[Figure dataset records]
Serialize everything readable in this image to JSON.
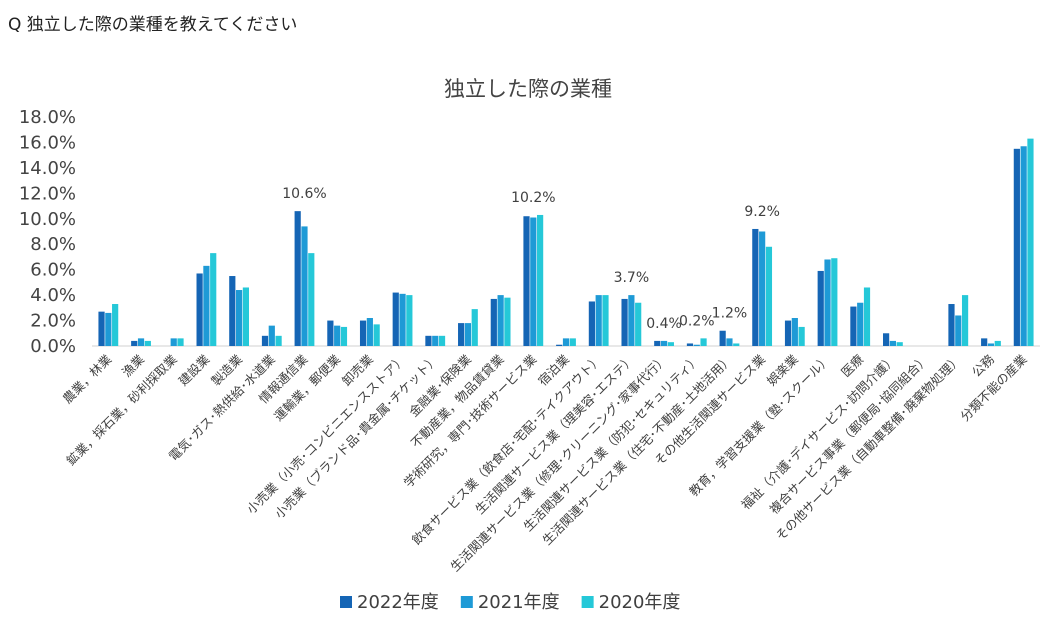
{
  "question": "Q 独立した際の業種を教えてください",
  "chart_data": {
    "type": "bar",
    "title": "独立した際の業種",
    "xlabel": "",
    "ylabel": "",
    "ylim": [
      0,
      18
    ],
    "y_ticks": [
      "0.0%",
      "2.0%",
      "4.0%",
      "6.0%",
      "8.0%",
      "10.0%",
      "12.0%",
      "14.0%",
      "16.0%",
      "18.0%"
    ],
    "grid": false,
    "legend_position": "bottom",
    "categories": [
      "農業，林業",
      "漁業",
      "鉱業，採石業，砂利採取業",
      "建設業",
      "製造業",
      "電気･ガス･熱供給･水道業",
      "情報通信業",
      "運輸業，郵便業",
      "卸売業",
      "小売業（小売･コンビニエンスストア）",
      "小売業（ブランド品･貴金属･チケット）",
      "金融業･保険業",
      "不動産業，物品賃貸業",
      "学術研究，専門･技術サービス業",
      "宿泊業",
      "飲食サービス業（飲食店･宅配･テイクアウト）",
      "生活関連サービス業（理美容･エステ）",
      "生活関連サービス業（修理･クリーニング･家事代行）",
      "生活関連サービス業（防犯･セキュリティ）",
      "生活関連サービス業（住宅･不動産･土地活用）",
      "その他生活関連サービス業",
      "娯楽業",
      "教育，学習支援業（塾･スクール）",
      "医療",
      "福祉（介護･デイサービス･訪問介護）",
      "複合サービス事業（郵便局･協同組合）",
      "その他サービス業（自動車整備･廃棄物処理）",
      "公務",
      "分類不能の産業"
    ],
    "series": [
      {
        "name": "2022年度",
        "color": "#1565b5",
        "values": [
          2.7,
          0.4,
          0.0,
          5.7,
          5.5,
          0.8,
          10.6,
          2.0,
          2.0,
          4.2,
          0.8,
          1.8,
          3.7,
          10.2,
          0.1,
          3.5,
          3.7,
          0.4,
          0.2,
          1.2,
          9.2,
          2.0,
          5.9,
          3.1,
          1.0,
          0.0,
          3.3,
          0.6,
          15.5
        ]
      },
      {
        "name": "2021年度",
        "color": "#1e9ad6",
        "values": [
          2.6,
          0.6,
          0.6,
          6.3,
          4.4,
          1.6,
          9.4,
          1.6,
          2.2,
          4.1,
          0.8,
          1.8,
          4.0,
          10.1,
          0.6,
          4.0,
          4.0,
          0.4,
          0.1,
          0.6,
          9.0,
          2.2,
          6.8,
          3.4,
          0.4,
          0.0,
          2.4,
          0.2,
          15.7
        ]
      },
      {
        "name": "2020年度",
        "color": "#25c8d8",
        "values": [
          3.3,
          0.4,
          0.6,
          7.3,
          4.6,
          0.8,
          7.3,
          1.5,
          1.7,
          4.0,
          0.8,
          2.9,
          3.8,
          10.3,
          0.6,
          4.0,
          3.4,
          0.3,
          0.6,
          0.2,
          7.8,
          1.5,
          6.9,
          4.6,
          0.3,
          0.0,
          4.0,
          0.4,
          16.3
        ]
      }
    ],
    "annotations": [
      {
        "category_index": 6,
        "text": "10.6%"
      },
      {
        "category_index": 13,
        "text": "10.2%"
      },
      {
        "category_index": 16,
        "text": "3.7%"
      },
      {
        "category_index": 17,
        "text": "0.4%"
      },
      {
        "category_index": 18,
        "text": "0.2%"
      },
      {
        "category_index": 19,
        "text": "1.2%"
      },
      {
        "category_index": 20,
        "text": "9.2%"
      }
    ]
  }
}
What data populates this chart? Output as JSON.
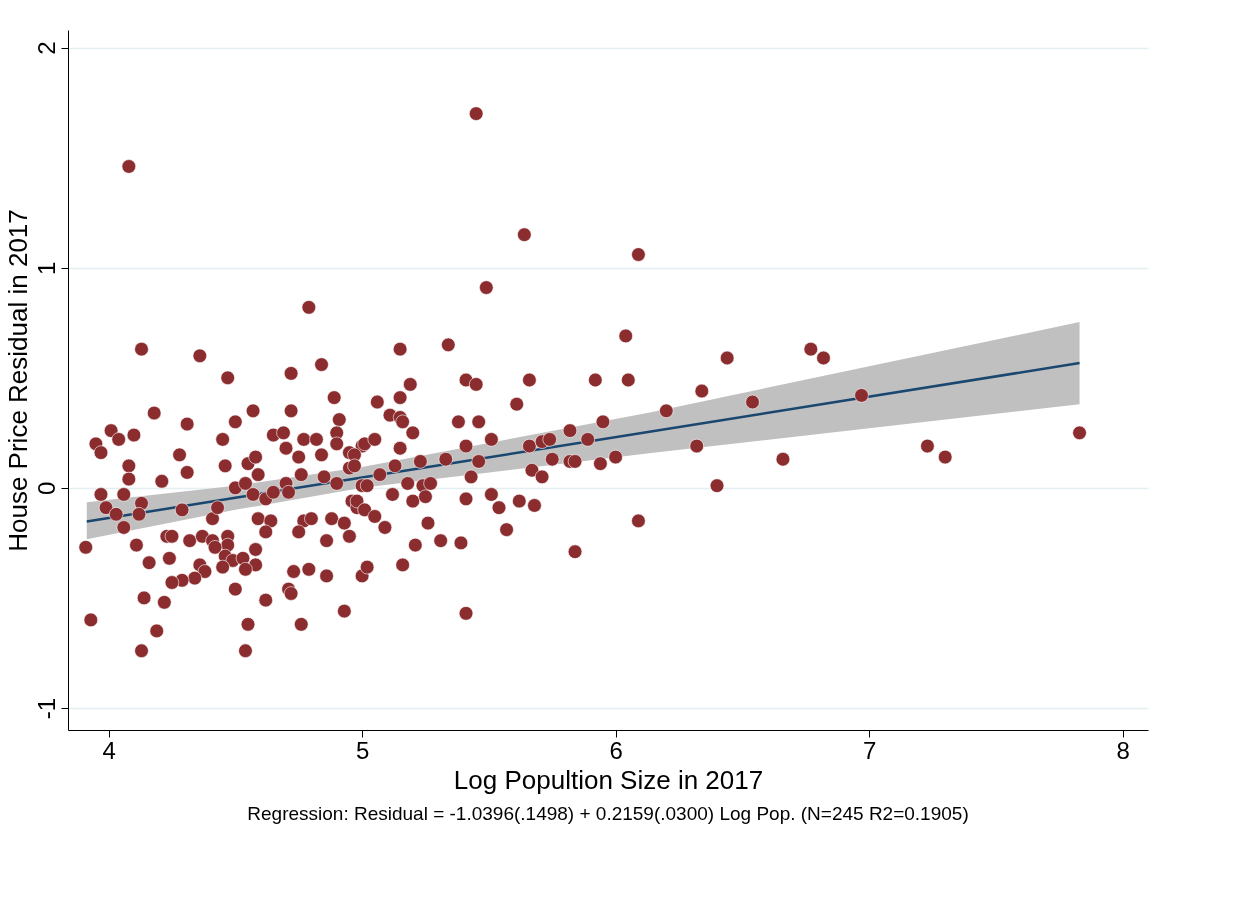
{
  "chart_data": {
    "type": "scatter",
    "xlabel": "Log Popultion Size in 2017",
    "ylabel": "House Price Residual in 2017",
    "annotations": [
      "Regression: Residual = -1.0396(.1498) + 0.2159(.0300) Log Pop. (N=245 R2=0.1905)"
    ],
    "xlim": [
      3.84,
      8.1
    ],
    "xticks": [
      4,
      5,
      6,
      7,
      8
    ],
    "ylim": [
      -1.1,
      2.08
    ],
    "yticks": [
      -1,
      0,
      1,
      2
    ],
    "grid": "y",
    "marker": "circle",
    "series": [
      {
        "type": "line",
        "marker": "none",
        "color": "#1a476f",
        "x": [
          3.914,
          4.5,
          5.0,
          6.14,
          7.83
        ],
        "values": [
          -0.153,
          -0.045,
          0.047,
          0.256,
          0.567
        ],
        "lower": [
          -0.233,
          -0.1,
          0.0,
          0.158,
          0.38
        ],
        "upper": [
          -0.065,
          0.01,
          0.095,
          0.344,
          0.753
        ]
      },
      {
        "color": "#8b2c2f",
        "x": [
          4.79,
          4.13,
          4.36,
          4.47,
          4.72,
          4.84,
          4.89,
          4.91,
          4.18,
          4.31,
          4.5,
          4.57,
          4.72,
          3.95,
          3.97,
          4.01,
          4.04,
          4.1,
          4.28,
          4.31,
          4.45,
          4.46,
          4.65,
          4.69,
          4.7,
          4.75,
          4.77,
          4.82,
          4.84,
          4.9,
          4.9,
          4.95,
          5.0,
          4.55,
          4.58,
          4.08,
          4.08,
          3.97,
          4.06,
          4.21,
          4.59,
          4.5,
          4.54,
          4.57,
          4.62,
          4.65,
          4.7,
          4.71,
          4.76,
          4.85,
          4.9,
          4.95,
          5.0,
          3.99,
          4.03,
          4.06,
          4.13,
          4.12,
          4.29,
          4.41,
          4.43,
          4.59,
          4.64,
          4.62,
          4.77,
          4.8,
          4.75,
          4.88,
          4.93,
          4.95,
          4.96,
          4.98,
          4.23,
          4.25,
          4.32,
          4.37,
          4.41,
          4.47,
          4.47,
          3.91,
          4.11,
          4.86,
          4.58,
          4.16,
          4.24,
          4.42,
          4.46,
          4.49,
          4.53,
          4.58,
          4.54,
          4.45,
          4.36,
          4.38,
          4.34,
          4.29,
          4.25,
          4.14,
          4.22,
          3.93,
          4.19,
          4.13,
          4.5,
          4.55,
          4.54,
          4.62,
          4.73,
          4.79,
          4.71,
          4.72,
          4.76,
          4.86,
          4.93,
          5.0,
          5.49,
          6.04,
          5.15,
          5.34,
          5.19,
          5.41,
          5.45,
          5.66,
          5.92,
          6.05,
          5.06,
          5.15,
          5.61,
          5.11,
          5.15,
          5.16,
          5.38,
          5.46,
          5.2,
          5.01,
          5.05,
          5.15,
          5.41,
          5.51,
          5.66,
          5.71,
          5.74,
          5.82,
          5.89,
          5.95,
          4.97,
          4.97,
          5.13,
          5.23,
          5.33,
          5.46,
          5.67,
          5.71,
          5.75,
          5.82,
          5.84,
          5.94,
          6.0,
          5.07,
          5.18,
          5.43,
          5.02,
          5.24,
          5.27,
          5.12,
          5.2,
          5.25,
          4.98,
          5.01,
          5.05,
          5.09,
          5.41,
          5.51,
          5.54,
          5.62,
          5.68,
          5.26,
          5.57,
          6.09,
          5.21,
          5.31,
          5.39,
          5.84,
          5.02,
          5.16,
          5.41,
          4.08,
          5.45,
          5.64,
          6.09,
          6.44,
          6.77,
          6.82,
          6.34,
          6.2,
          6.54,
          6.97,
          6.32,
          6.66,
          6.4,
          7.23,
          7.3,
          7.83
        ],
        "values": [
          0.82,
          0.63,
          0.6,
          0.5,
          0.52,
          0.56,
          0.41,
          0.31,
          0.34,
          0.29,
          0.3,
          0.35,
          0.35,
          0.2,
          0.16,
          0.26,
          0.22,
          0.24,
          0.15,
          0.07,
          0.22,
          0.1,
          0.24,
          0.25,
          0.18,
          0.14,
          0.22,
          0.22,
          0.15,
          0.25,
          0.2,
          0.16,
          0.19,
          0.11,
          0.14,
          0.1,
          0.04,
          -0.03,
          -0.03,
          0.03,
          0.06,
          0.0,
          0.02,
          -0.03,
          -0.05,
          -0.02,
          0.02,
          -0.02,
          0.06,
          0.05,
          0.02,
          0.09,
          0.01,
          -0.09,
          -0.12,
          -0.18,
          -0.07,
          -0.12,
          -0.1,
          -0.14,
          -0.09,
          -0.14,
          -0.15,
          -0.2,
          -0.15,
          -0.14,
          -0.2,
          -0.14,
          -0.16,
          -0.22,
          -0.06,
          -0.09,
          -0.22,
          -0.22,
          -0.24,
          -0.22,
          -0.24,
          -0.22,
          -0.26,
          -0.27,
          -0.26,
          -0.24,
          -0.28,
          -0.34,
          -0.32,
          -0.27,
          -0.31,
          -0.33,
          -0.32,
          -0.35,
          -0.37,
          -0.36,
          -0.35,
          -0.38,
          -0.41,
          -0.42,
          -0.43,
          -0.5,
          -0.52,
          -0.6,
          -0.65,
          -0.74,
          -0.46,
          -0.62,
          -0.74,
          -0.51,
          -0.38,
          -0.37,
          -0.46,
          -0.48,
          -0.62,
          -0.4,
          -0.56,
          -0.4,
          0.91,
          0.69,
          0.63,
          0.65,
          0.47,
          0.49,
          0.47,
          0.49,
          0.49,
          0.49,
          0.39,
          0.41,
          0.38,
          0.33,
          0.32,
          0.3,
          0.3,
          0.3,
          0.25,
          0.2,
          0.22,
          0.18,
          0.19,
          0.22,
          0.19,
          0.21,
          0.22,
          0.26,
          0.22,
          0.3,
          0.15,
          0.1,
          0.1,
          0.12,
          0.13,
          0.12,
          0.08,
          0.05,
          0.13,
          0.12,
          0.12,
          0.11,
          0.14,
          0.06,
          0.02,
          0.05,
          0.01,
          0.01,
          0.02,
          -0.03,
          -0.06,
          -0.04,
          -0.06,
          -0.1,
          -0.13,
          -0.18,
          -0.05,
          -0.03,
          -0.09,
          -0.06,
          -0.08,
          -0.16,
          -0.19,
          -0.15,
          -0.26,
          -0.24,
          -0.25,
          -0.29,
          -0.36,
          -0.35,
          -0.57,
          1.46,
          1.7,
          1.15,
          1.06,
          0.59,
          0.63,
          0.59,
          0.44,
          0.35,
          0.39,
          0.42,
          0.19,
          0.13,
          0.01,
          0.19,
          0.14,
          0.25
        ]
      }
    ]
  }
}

Short task | Report how many lines in the records above contain the word "name", giving only the number.

Written answer | 3